Exercise:
Show each line that has the string "анализатора" in it.

Recorded data:

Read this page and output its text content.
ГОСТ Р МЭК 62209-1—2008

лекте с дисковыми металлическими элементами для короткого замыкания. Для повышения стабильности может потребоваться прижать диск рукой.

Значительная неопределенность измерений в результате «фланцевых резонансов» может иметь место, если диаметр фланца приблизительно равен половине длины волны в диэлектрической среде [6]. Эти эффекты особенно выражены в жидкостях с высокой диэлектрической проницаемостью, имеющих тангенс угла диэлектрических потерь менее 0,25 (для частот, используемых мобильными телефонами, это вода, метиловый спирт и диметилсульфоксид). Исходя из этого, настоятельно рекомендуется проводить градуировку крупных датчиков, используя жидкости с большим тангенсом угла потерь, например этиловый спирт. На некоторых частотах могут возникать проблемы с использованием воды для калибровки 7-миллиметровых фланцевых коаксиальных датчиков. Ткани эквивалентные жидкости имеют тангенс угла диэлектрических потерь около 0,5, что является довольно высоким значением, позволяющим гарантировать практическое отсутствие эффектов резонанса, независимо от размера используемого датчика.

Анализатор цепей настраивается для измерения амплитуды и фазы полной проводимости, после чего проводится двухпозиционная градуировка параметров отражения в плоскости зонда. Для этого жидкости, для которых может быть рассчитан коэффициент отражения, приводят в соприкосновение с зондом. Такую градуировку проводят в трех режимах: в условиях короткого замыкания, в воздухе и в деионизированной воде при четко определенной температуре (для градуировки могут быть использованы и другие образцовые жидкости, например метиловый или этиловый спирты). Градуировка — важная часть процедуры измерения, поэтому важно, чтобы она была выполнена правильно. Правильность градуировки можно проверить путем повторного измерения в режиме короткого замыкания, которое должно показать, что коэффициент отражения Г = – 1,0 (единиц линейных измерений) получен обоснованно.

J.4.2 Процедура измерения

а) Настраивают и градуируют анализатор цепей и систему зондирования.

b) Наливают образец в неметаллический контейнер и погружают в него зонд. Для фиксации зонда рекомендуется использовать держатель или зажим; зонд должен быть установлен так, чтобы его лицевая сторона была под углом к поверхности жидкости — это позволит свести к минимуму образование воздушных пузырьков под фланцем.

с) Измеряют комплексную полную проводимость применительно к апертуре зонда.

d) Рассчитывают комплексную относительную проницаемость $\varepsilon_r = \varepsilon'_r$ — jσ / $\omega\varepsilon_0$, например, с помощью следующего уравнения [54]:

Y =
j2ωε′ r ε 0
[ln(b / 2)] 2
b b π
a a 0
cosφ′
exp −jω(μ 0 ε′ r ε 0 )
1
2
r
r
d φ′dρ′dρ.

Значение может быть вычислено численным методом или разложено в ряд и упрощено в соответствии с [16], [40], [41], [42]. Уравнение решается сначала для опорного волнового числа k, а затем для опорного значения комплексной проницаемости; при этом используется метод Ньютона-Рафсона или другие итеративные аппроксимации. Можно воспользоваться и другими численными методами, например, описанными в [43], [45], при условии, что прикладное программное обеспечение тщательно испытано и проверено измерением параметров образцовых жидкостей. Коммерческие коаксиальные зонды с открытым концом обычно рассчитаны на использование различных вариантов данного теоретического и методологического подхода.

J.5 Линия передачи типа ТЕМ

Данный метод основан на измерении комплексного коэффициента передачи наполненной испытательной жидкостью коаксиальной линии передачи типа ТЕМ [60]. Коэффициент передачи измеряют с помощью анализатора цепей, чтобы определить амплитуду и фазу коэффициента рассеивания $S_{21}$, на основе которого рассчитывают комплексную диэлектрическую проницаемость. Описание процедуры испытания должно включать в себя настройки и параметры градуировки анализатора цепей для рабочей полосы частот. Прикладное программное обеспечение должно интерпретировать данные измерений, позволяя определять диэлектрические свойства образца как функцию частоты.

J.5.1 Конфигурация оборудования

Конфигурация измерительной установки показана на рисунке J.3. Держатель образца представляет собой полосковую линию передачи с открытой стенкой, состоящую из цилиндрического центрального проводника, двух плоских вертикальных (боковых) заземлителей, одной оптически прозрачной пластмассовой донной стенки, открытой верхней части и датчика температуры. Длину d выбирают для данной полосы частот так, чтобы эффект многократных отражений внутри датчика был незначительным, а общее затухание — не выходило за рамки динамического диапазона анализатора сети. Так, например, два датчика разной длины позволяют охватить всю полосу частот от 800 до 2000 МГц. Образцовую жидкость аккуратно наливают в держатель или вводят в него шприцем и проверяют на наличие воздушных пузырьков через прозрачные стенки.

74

The completed task:
Данный метод основан на измерении комплексного коэффициента передачи наполненной испытательной жидкостью коаксиальной линии передачи типа ТЕМ [60]. Коэффициент передачи измеряют с помощью анализатора цепей, чтобы определить амплитуду и фазу коэффициента рассеивания $S_{21}$, на основе которого рассчитывают комплексную диэлектрическую проницаемость. Описание процедуры испытания должно включать в себя настройки и параметры градуировки анализатора цепей для рабочей полосы частот. Прикладное программное обеспечение должно интерпретировать данные измерений, позволяя определять диэлектрические свойства образца как функцию частоты.
Конфигурация измерительной установки показана на рисунке J.3. Держатель образца представляет собой полосковую линию передачи с открытой стенкой, состоящую из цилиндрического центрального проводника, двух плоских вертикальных (боковых) заземлителей, одной оптически прозрачной пластмассовой донной стенки, открытой верхней части и датчика температуры. Длину d выбирают для данной полосы частот так, чтобы эффект многократных отражений внутри датчика был незначительным, а общее затухание — не выходило за рамки динамического диапазона анализатора сети. Так, например, два датчика разной длины позволяют охватить всю полосу частот от 800 до 2000 МГц. Образцовую жидкость аккуратно наливают в держатель или вводят в него шприцем и проверяют на наличие воздушных пузырьков через прозрачные стенки.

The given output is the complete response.